| GIVEN REQUEST |
Copy the data below exactly.

| INPUT |
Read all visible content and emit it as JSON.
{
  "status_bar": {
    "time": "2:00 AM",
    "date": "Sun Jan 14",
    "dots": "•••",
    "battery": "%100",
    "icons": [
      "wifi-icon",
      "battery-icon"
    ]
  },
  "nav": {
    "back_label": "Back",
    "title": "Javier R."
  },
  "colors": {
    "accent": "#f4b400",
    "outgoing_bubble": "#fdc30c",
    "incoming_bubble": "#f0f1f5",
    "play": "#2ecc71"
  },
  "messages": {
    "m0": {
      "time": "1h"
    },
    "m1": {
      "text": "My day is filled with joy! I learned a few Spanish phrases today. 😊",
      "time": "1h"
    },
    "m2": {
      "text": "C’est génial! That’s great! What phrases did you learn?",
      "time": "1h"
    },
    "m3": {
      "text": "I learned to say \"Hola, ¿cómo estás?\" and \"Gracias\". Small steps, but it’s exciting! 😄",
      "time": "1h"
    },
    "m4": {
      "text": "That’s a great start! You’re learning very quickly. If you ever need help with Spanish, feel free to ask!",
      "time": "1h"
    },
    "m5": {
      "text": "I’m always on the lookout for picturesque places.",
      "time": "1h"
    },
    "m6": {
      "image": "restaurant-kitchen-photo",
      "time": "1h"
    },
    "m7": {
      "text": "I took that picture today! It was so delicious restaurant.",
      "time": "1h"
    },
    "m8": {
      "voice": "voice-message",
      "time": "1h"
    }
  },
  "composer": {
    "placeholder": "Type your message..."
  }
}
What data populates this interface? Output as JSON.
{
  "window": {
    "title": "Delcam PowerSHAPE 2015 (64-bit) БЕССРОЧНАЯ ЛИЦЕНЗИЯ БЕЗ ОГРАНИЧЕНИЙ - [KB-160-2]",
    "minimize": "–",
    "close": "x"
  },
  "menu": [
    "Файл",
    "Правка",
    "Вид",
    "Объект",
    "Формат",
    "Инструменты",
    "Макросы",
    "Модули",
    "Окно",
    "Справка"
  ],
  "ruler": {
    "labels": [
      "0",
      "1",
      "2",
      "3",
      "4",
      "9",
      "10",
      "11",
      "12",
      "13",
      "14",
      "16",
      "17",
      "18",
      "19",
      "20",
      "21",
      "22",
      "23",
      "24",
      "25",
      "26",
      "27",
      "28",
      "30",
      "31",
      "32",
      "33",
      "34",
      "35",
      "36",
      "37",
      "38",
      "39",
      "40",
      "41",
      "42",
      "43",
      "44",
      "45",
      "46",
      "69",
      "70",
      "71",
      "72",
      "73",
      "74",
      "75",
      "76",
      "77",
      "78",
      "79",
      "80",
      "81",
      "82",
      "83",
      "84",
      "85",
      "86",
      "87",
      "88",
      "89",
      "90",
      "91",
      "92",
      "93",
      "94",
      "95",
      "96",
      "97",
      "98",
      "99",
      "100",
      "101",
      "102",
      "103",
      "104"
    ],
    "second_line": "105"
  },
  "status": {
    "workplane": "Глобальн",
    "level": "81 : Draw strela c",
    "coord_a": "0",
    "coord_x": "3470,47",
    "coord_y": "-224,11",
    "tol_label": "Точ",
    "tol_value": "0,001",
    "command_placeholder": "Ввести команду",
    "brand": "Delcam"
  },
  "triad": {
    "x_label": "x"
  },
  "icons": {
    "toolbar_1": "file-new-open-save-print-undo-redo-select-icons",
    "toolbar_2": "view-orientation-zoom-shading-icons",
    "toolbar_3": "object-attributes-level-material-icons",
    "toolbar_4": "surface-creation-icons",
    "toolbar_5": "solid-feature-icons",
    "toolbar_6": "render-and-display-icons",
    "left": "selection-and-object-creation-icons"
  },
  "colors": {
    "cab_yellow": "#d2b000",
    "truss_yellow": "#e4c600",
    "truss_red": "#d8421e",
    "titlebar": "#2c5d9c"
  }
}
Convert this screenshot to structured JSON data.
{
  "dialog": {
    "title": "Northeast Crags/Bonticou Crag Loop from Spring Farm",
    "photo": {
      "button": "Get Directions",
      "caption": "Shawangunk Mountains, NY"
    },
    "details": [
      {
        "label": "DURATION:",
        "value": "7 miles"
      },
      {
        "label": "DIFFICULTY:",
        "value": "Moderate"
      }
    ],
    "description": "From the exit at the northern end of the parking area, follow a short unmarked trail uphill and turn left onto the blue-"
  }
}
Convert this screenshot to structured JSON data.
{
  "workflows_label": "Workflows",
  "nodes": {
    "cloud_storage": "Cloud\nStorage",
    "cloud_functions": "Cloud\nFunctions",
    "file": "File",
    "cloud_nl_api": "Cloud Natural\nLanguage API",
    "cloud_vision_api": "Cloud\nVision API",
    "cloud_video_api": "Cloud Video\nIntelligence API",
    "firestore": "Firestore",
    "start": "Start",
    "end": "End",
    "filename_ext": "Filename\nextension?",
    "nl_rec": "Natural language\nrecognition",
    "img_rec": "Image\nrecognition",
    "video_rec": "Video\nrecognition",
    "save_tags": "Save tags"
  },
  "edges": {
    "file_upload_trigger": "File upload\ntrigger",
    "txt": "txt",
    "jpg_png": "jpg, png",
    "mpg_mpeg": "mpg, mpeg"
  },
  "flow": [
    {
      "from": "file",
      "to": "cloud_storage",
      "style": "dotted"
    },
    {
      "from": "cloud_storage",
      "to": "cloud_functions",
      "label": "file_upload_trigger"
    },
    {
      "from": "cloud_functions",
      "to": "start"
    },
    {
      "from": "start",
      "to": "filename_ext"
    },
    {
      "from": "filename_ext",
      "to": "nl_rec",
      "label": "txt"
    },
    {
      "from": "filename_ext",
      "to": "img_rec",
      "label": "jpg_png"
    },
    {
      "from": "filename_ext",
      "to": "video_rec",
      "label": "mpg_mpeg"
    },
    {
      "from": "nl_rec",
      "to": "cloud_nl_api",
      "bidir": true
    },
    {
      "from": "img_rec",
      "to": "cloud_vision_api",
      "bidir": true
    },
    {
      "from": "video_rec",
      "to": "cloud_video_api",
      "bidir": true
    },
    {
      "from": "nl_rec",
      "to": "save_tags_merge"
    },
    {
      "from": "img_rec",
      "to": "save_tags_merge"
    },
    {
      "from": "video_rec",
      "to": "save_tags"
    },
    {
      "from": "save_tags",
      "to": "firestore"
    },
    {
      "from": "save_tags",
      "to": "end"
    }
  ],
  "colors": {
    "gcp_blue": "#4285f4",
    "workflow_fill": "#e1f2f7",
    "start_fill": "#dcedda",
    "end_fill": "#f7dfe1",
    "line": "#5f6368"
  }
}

| THE COMPLETED TASK |
Read all visible content and emit it as JSON.
{
  "status_bar": {
    "time": "2:00 AM",
    "date": "Sun Jan 14",
    "dots": "•••",
    "battery": "%100",
    "icons": [
      "wifi-icon",
      "battery-icon"
    ]
  },
  "nav": {
    "back_label": "Back",
    "title": "Javier R."
  },
  "colors": {
    "accent": "#f4b400",
    "outgoing_bubble": "#fdc30c",
    "incoming_bubble": "#f0f1f5",
    "play": "#2ecc71"
  },
  "messages": {
    "m0": {
      "time": "1h"
    },
    "m1": {
      "text": "My day is filled with joy! I learned a few Spanish phrases today. 😊",
      "time": "1h"
    },
    "m2": {
      "text": "C’est génial! That’s great! What phrases did you learn?",
      "time": "1h"
    },
    "m3": {
      "text": "I learned to say \"Hola, ¿cómo estás?\" and \"Gracias\". Small steps, but it’s exciting! 😄",
      "time": "1h"
    },
    "m4": {
      "text": "That’s a great start! You’re learning very quickly. If you ever need help with Spanish, feel free to ask!",
      "time": "1h"
    },
    "m5": {
      "text": "I’m always on the lookout for picturesque places.",
      "time": "1h"
    },
    "m6": {
      "image": "restaurant-kitchen-photo",
      "time": "1h"
    },
    "m7": {
      "text": "I took that picture today! It was so delicious restaurant.",
      "time": "1h"
    },
    "m8": {
      "voice": "voice-message",
      "time": "1h"
    }
  },
  "composer": {
    "placeholder": "Type your message..."
  }
}
What data populates this interface? Output as JSON.
{
  "window": {
    "title": "Delcam PowerSHAPE 2015 (64-bit) БЕССРОЧНАЯ ЛИЦЕНЗИЯ БЕЗ ОГРАНИЧЕНИЙ - [KB-160-2]",
    "minimize": "–",
    "close": "x"
  },
  "menu": [
    "Файл",
    "Правка",
    "Вид",
    "Объект",
    "Формат",
    "Инструменты",
    "Макросы",
    "Модули",
    "Окно",
    "Справка"
  ],
  "ruler": {
    "labels": [
      "0",
      "1",
      "2",
      "3",
      "4",
      "9",
      "10",
      "11",
      "12",
      "13",
      "14",
      "16",
      "17",
      "18",
      "19",
      "20",
      "21",
      "22",
      "23",
      "24",
      "25",
      "26",
      "27",
      "28",
      "30",
      "31",
      "32",
      "33",
      "34",
      "35",
      "36",
      "37",
      "38",
      "39",
      "40",
      "41",
      "42",
      "43",
      "44",
      "45",
      "46",
      "69",
      "70",
      "71",
      "72",
      "73",
      "74",
      "75",
      "76",
      "77",
      "78",
      "79",
      "80",
      "81",
      "82",
      "83",
      "84",
      "85",
      "86",
      "87",
      "88",
      "89",
      "90",
      "91",
      "92",
      "93",
      "94",
      "95",
      "96",
      "97",
      "98",
      "99",
      "100",
      "101",
      "102",
      "103",
      "104"
    ],
    "second_line": "105"
  },
  "status": {
    "workplane": "Глобальн",
    "level": "81 : Draw strela c",
    "coord_a": "0",
    "coord_x": "3470,47",
    "coord_y": "-224,11",
    "tol_label": "Точ",
    "tol_value": "0,001",
    "command_placeholder": "Ввести команду",
    "brand": "Delcam"
  },
  "triad": {
    "x_label": "x"
  },
  "icons": {
    "toolbar_1": "file-new-open-save-print-undo-redo-select-icons",
    "toolbar_2": "view-orientation-zoom-shading-icons",
    "toolbar_3": "object-attributes-level-material-icons",
    "toolbar_4": "surface-creation-icons",
    "toolbar_5": "solid-feature-icons",
    "toolbar_6": "render-and-display-icons",
    "left": "selection-and-object-creation-icons"
  },
  "colors": {
    "cab_yellow": "#d2b000",
    "truss_yellow": "#e4c600",
    "truss_red": "#d8421e",
    "titlebar": "#2c5d9c"
  }
}
Convert this screenshot to structured JSON data.
{
  "dialog": {
    "title": "Northeast Crags/Bonticou Crag Loop from Spring Farm",
    "photo": {
      "button": "Get Directions",
      "caption": "Shawangunk Mountains, NY"
    },
    "details": [
      {
        "label": "DURATION:",
        "value": "7 miles"
      },
      {
        "label": "DIFFICULTY:",
        "value": "Moderate"
      }
    ],
    "description": "From the exit at the northern end of the parking area, follow a short unmarked trail uphill and turn left onto the blue-"
  }
}
Convert this screenshot to structured JSON data.
{
  "workflows_label": "Workflows",
  "nodes": {
    "cloud_storage": "Cloud\nStorage",
    "cloud_functions": "Cloud\nFunctions",
    "file": "File",
    "cloud_nl_api": "Cloud Natural\nLanguage API",
    "cloud_vision_api": "Cloud\nVision API",
    "cloud_video_api": "Cloud Video\nIntelligence API",
    "firestore": "Firestore",
    "start": "Start",
    "end": "End",
    "filename_ext": "Filename\nextension?",
    "nl_rec": "Natural language\nrecognition",
    "img_rec": "Image\nrecognition",
    "video_rec": "Video\nrecognition",
    "save_tags": "Save tags"
  },
  "edges": {
    "file_upload_trigger": "File upload\ntrigger",
    "txt": "txt",
    "jpg_png": "jpg, png",
    "mpg_mpeg": "mpg, mpeg"
  },
  "flow": [
    {
      "from": "file",
      "to": "cloud_storage",
      "style": "dotted"
    },
    {
      "from": "cloud_storage",
      "to": "cloud_functions",
      "label": "file_upload_trigger"
    },
    {
      "from": "cloud_functions",
      "to": "start"
    },
    {
      "from": "start",
      "to": "filename_ext"
    },
    {
      "from": "filename_ext",
      "to": "nl_rec",
      "label": "txt"
    },
    {
      "from": "filename_ext",
      "to": "img_rec",
      "label": "jpg_png"
    },
    {
      "from": "filename_ext",
      "to": "video_rec",
      "label": "mpg_mpeg"
    },
    {
      "from": "nl_rec",
      "to": "cloud_nl_api",
      "bidir": true
    },
    {
      "from": "img_rec",
      "to": "cloud_vision_api",
      "bidir": true
    },
    {
      "from": "video_rec",
      "to": "cloud_video_api",
      "bidir": true
    },
    {
      "from": "nl_rec",
      "to": "save_tags_merge"
    },
    {
      "from": "img_rec",
      "to": "save_tags_merge"
    },
    {
      "from": "video_rec",
      "to": "save_tags"
    },
    {
      "from": "save_tags",
      "to": "firestore"
    },
    {
      "from": "save_tags",
      "to": "end"
    }
  ],
  "colors": {
    "gcp_blue": "#4285f4",
    "workflow_fill": "#e1f2f7",
    "start_fill": "#dcedda",
    "end_fill": "#f7dfe1",
    "line": "#5f6368"
  }
}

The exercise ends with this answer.